Drop all images and give the records again exactly.

Start Data

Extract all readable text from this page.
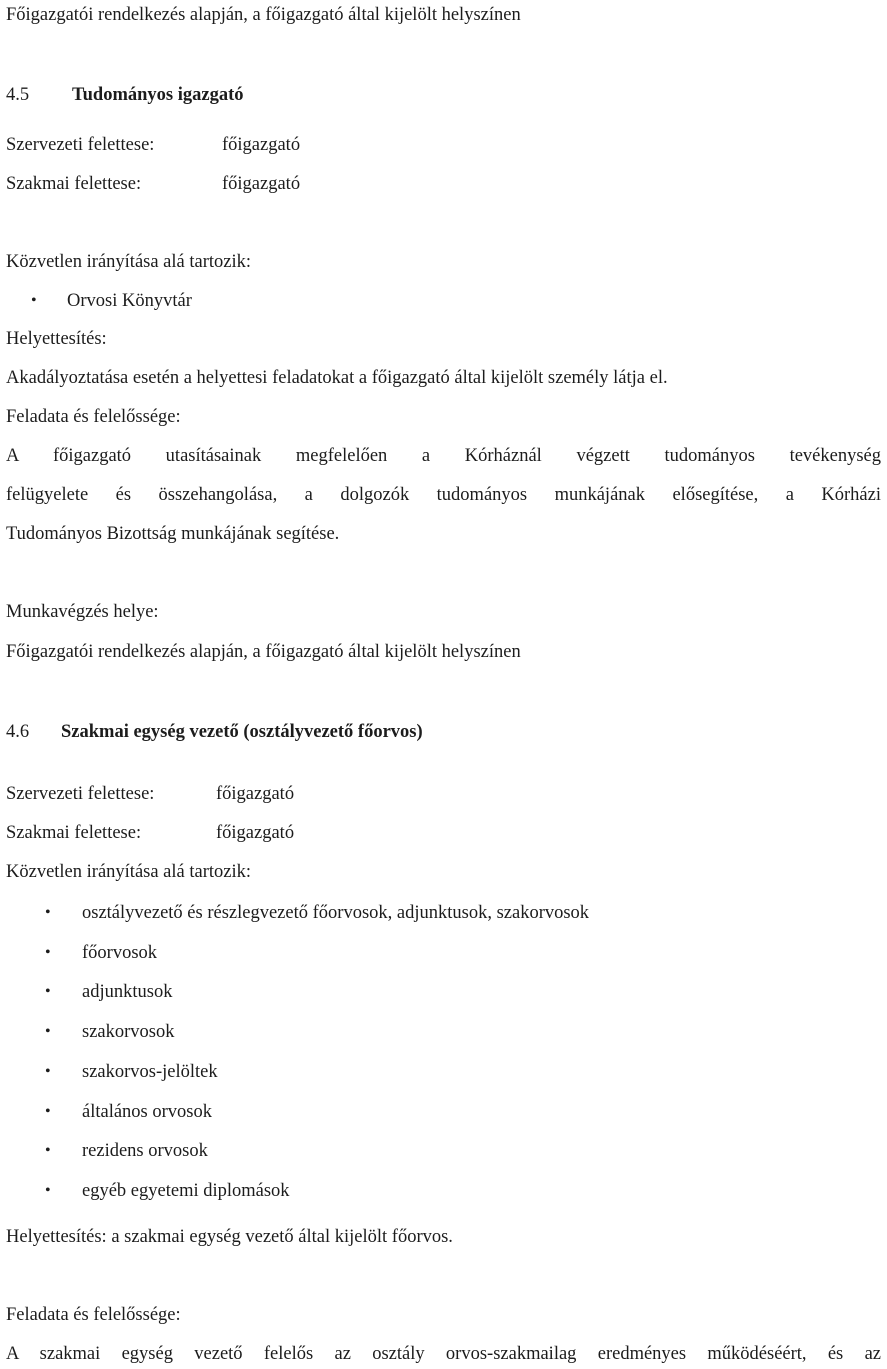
Főigazgatói rendelkezés alapján, a főigazgató által kijelölt helyszínen
4.5 Tudományos igazgató
Szervezeti felettese:	főigazgató
Szakmai felettese:	főigazgató
Közvetlen irányítása alá tartozik:
• Orvosi Könyvtár
Helyettesítés:
Akadályoztatása esetén a helyettesi feladatokat a főigazgató által kijelölt személy látja el.
Feladata és felelőssége:
A főigazgató utasításainak megfelelően a Kórháznál végzett tudományos tevékenység
felügyelete és összehangolása, a dolgozók tudományos munkájának elősegítése, a Kórházi
Tudományos Bizottság munkájának segítése.
Munkavégzés helye:
Főigazgatói rendelkezés alapján, a főigazgató által kijelölt helyszínen
4.6 Szakmai egység vezető (osztályvezető főorvos)
Szervezeti felettese:	főigazgató
Szakmai felettese:	főigazgató
Közvetlen irányítása alá tartozik:
• osztályvezető és részlegvezető főorvosok, adjunktusok, szakorvosok
• főorvosok
• adjunktusok
• szakorvosok
• szakorvos-jelöltek
• általános orvosok
• rezidens orvosok
• egyéb egyetemi diplomások
Helyettesítés: a szakmai egység vezető által kijelölt főorvos.
Feladata és felelőssége:
A szakmai egység vezető felelős az osztály orvos-szakmailag eredményes működéséért, és az
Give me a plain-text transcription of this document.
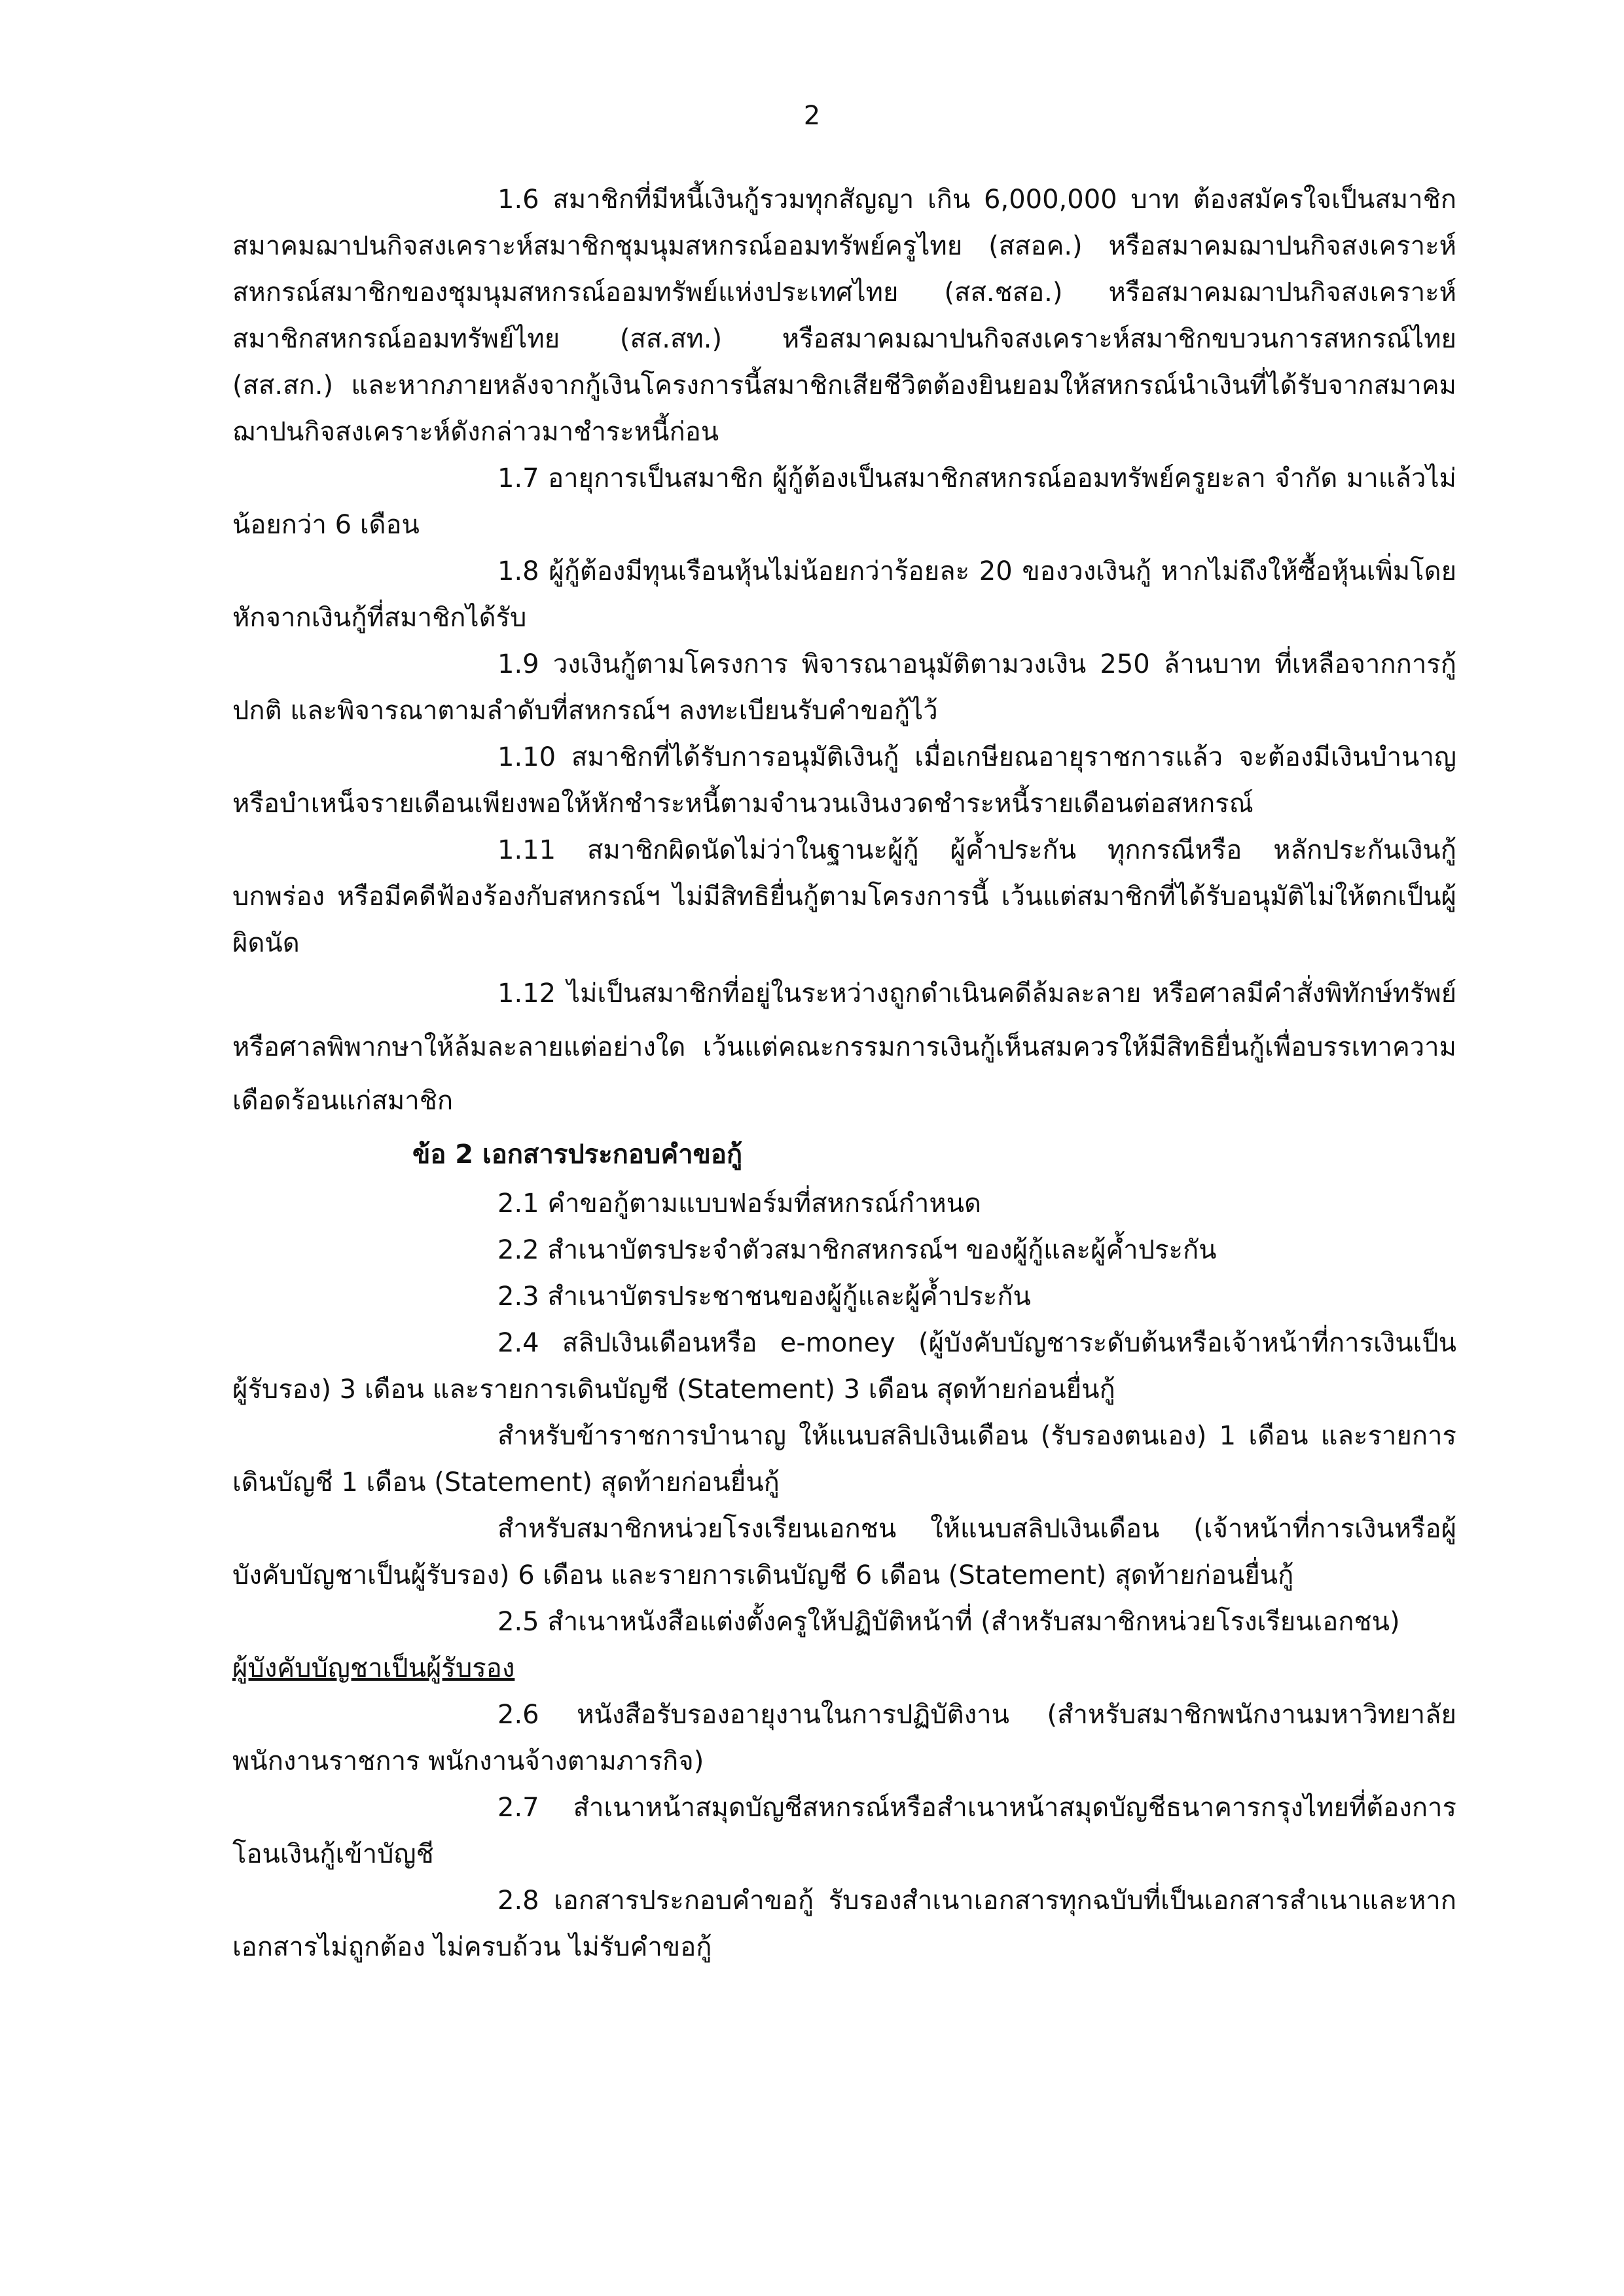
2

1.6 สมาชิกที่มีหนี้เงินกู้รวมทุกสัญญา เกิน 6,000,000 บาท ต้องสมัครใจเป็นสมาชิกสมาคมฌาปนกิจสงเคราะห์สมาชิกชุมนุมสหกรณ์ออมทรัพย์ครูไทย (สสอค.) หรือสมาคมฌาปนกิจสงเคราะห์สหกรณ์สมาชิกของชุมนุมสหกรณ์ออมทรัพย์แห่งประเทศไทย (สส.ชสอ.) หรือสมาคมฌาปนกิจสงเคราะห์สมาชิกสหกรณ์ออมทรัพย์ไทย (สส.สท.) หรือสมาคมฌาปนกิจสงเคราะห์สมาชิกขบวนการสหกรณ์ไทย (สส.สก.) และหากภายหลังจากกู้เงินโครงการนี้สมาชิกเสียชีวิตต้องยินยอมให้สหกรณ์นำเงินที่ได้รับจากสมาคมฌาปนกิจสงเคราะห์ดังกล่าวมาชำระหนี้ก่อน

1.7 อายุการเป็นสมาชิก ผู้กู้ต้องเป็นสมาชิกสหกรณ์ออมทรัพย์ครูยะลา จำกัด มาแล้วไม่น้อยกว่า 6 เดือน

1.8 ผู้กู้ต้องมีทุนเรือนหุ้นไม่น้อยกว่าร้อยละ 20 ของวงเงินกู้ หากไม่ถึงให้ซื้อหุ้นเพิ่มโดยหักจากเงินกู้ที่สมาชิกได้รับ

1.9 วงเงินกู้ตามโครงการ พิจารณาอนุมัติตามวงเงิน 250 ล้านบาท ที่เหลือจากการกู้ปกติ และพิจารณาตามลำดับที่สหกรณ์ฯ ลงทะเบียนรับคำขอกู้ไว้

1.10 สมาชิกที่ได้รับการอนุมัติเงินกู้ เมื่อเกษียณอายุราชการแล้ว จะต้องมีเงินบำนาญหรือบำเหน็จรายเดือนเพียงพอให้หักชำระหนี้ตามจำนวนเงินงวดชำระหนี้รายเดือนต่อสหกรณ์

1.11 สมาชิกผิดนัดไม่ว่าในฐานะผู้กู้ ผู้ค้ำประกัน ทุกกรณีหรือ หลักประกันเงินกู้บกพร่อง หรือมีคดีฟ้องร้องกับสหกรณ์ฯ ไม่มีสิทธิยื่นกู้ตามโครงการนี้ เว้นแต่สมาชิกที่ได้รับอนุมัติไม่ให้ตกเป็นผู้ผิดนัด

1.12 ไม่เป็นสมาชิกที่อยู่ในระหว่างถูกดำเนินคดีล้มละลาย หรือศาลมีคำสั่งพิทักษ์ทรัพย์หรือศาลพิพากษาให้ล้มละลายแต่อย่างใด เว้นแต่คณะกรรมการเงินกู้เห็นสมควรให้มีสิทธิยื่นกู้เพื่อบรรเทาความเดือดร้อนแก่สมาชิก

ข้อ 2 เอกสารประกอบคำขอกู้

2.1 คำขอกู้ตามแบบฟอร์มที่สหกรณ์กำหนด

2.2 สำเนาบัตรประจำตัวสมาชิกสหกรณ์ฯ ของผู้กู้และผู้ค้ำประกัน

2.3 สำเนาบัตรประชาชนของผู้กู้และผู้ค้ำประกัน

2.4 สลิปเงินเดือนหรือ e-money (ผู้บังคับบัญชาระดับต้นหรือเจ้าหน้าที่การเงินเป็นผู้รับรอง) 3 เดือน และรายการเดินบัญชี (Statement) 3 เดือน สุดท้ายก่อนยื่นกู้

สำหรับข้าราชการบำนาญ ให้แนบสลิปเงินเดือน (รับรองตนเอง) 1 เดือน และรายการเดินบัญชี 1 เดือน (Statement) สุดท้ายก่อนยื่นกู้

สำหรับสมาชิกหน่วยโรงเรียนเอกชน ให้แนบสลิปเงินเดือน (เจ้าหน้าที่การเงินหรือผู้บังคับบัญชาเป็นผู้รับรอง) 6 เดือน และรายการเดินบัญชี 6 เดือน (Statement) สุดท้ายก่อนยื่นกู้

2.5 สำเนาหนังสือแต่งตั้งครูให้ปฏิบัติหน้าที่ (สำหรับสมาชิกหน่วยโรงเรียนเอกชน)

ผู้บังคับบัญชาเป็นผู้รับรอง

2.6 หนังสือรับรองอายุงานในการปฏิบัติงาน (สำหรับสมาชิกพนักงานมหาวิทยาลัย พนักงานราชการ พนักงานจ้างตามภารกิจ)

2.7 สำเนาหน้าสมุดบัญชีสหกรณ์หรือสำเนาหน้าสมุดบัญชีธนาคารกรุงไทยที่ต้องการโอนเงินกู้เข้าบัญชี

2.8 เอกสารประกอบคำขอกู้ รับรองสำเนาเอกสารทุกฉบับที่เป็นเอกสารสำเนาและหากเอกสารไม่ถูกต้อง ไม่ครบถ้วน ไม่รับคำขอกู้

End Data

## Result of this exercise
Extract all readable text from this page.
Főigazgatói rendelkezés alapján, a főigazgató által kijelölt helyszínen
4.5 Tudományos igazgató
Szervezeti felettese:	főigazgató
Szakmai felettese:	főigazgató
Közvetlen irányítása alá tartozik:
• Orvosi Könyvtár
Helyettesítés:
Akadályoztatása esetén a helyettesi feladatokat a főigazgató által kijelölt személy látja el.
Feladata és felelőssége:
A főigazgató utasításainak megfelelően a Kórháznál végzett tudományos tevékenység
felügyelete és összehangolása, a dolgozók tudományos munkájának elősegítése, a Kórházi
Tudományos Bizottság munkájának segítése.
Munkavégzés helye:
Főigazgatói rendelkezés alapján, a főigazgató által kijelölt helyszínen
4.6 Szakmai egység vezető (osztályvezető főorvos)
Szervezeti felettese:	főigazgató
Szakmai felettese:	főigazgató
Közvetlen irányítása alá tartozik:
• osztályvezető és részlegvezető főorvosok, adjunktusok, szakorvosok
• főorvosok
• adjunktusok
• szakorvosok
• szakorvos-jelöltek
• általános orvosok
• rezidens orvosok
• egyéb egyetemi diplomások
Helyettesítés: a szakmai egység vezető által kijelölt főorvos.
Feladata és felelőssége:
A szakmai egység vezető felelős az osztály orvos-szakmailag eredményes működéséért, és az
Give me a plain-text transcription of this document.
2

1.6 สมาชิกที่มีหนี้เงินกู้รวมทุกสัญญา เกิน 6,000,000 บาท ต้องสมัครใจเป็นสมาชิกสมาคมฌาปนกิจสงเคราะห์สมาชิกชุมนุมสหกรณ์ออมทรัพย์ครูไทย (สสอค.) หรือสมาคมฌาปนกิจสงเคราะห์สหกรณ์สมาชิกของชุมนุมสหกรณ์ออมทรัพย์แห่งประเทศไทย (สส.ชสอ.) หรือสมาคมฌาปนกิจสงเคราะห์สมาชิกสหกรณ์ออมทรัพย์ไทย (สส.สท.) หรือสมาคมฌาปนกิจสงเคราะห์สมาชิกขบวนการสหกรณ์ไทย (สส.สก.) และหากภายหลังจากกู้เงินโครงการนี้สมาชิกเสียชีวิตต้องยินยอมให้สหกรณ์นำเงินที่ได้รับจากสมาคมฌาปนกิจสงเคราะห์ดังกล่าวมาชำระหนี้ก่อน

1.7 อายุการเป็นสมาชิก ผู้กู้ต้องเป็นสมาชิกสหกรณ์ออมทรัพย์ครูยะลา จำกัด มาแล้วไม่น้อยกว่า 6 เดือน

1.8 ผู้กู้ต้องมีทุนเรือนหุ้นไม่น้อยกว่าร้อยละ 20 ของวงเงินกู้ หากไม่ถึงให้ซื้อหุ้นเพิ่มโดยหักจากเงินกู้ที่สมาชิกได้รับ

1.9 วงเงินกู้ตามโครงการ พิจารณาอนุมัติตามวงเงิน 250 ล้านบาท ที่เหลือจากการกู้ปกติ และพิจารณาตามลำดับที่สหกรณ์ฯ ลงทะเบียนรับคำขอกู้ไว้

1.10 สมาชิกที่ได้รับการอนุมัติเงินกู้ เมื่อเกษียณอายุราชการแล้ว จะต้องมีเงินบำนาญหรือบำเหน็จรายเดือนเพียงพอให้หักชำระหนี้ตามจำนวนเงินงวดชำระหนี้รายเดือนต่อสหกรณ์

1.11 สมาชิกผิดนัดไม่ว่าในฐานะผู้กู้ ผู้ค้ำประกัน ทุกกรณีหรือ หลักประกันเงินกู้บกพร่อง หรือมีคดีฟ้องร้องกับสหกรณ์ฯ ไม่มีสิทธิยื่นกู้ตามโครงการนี้ เว้นแต่สมาชิกที่ได้รับอนุมัติไม่ให้ตกเป็นผู้ผิดนัด

1.12 ไม่เป็นสมาชิกที่อยู่ในระหว่างถูกดำเนินคดีล้มละลาย หรือศาลมีคำสั่งพิทักษ์ทรัพย์หรือศาลพิพากษาให้ล้มละลายแต่อย่างใด เว้นแต่คณะกรรมการเงินกู้เห็นสมควรให้มีสิทธิยื่นกู้เพื่อบรรเทาความเดือดร้อนแก่สมาชิก

ข้อ 2 เอกสารประกอบคำขอกู้

2.1 คำขอกู้ตามแบบฟอร์มที่สหกรณ์กำหนด

2.2 สำเนาบัตรประจำตัวสมาชิกสหกรณ์ฯ ของผู้กู้และผู้ค้ำประกัน

2.3 สำเนาบัตรประชาชนของผู้กู้และผู้ค้ำประกัน

2.4 สลิปเงินเดือนหรือ e-money (ผู้บังคับบัญชาระดับต้นหรือเจ้าหน้าที่การเงินเป็นผู้รับรอง) 3 เดือน และรายการเดินบัญชี (Statement) 3 เดือน สุดท้ายก่อนยื่นกู้

สำหรับข้าราชการบำนาญ ให้แนบสลิปเงินเดือน (รับรองตนเอง) 1 เดือน และรายการเดินบัญชี 1 เดือน (Statement) สุดท้ายก่อนยื่นกู้

สำหรับสมาชิกหน่วยโรงเรียนเอกชน ให้แนบสลิปเงินเดือน (เจ้าหน้าที่การเงินหรือผู้บังคับบัญชาเป็นผู้รับรอง) 6 เดือน และรายการเดินบัญชี 6 เดือน (Statement) สุดท้ายก่อนยื่นกู้

2.5 สำเนาหนังสือแต่งตั้งครูให้ปฏิบัติหน้าที่ (สำหรับสมาชิกหน่วยโรงเรียนเอกชน)

ผู้บังคับบัญชาเป็นผู้รับรอง

2.6 หนังสือรับรองอายุงานในการปฏิบัติงาน (สำหรับสมาชิกพนักงานมหาวิทยาลัย พนักงานราชการ พนักงานจ้างตามภารกิจ)

2.7 สำเนาหน้าสมุดบัญชีสหกรณ์หรือสำเนาหน้าสมุดบัญชีธนาคารกรุงไทยที่ต้องการโอนเงินกู้เข้าบัญชี

2.8 เอกสารประกอบคำขอกู้ รับรองสำเนาเอกสารทุกฉบับที่เป็นเอกสารสำเนาและหากเอกสารไม่ถูกต้อง ไม่ครบถ้วน ไม่รับคำขอกู้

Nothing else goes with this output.